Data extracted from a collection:
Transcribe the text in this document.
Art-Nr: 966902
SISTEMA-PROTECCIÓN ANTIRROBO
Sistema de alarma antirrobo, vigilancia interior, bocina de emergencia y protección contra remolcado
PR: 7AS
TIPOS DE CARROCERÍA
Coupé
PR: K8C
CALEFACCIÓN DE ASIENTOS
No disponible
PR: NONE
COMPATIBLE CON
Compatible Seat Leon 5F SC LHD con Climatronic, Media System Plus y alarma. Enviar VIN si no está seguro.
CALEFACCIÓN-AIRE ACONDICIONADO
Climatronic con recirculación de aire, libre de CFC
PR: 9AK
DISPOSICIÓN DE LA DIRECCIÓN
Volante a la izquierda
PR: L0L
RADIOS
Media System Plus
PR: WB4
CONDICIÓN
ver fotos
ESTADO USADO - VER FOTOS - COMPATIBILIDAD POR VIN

■ What you need to do ■
Write out all records exactly, keeping every detail.

■ Result of the exercise ■
Transcribe the text in this document.
Art-Nr: 966902
SISTEMA-PROTECCIÓN ANTIRROBO
Sistema de alarma antirrobo, vigilancia interior, bocina de emergencia y protección contra remolcado
PR: 7AS
TIPOS DE CARROCERÍA
Coupé
PR: K8C
CALEFACCIÓN DE ASIENTOS
No disponible
PR: NONE
COMPATIBLE CON
Compatible Seat Leon 5F SC LHD con Climatronic, Media System Plus y alarma. Enviar VIN si no está seguro.
CALEFACCIÓN-AIRE ACONDICIONADO
Climatronic con recirculación de aire, libre de CFC
PR: 9AK
DISPOSICIÓN DE LA DIRECCIÓN
Volante a la izquierda
PR: L0L
RADIOS
Media System Plus
PR: WB4
CONDICIÓN
ver fotos
ESTADO USADO - VER FOTOS - COMPATIBILIDAD POR VIN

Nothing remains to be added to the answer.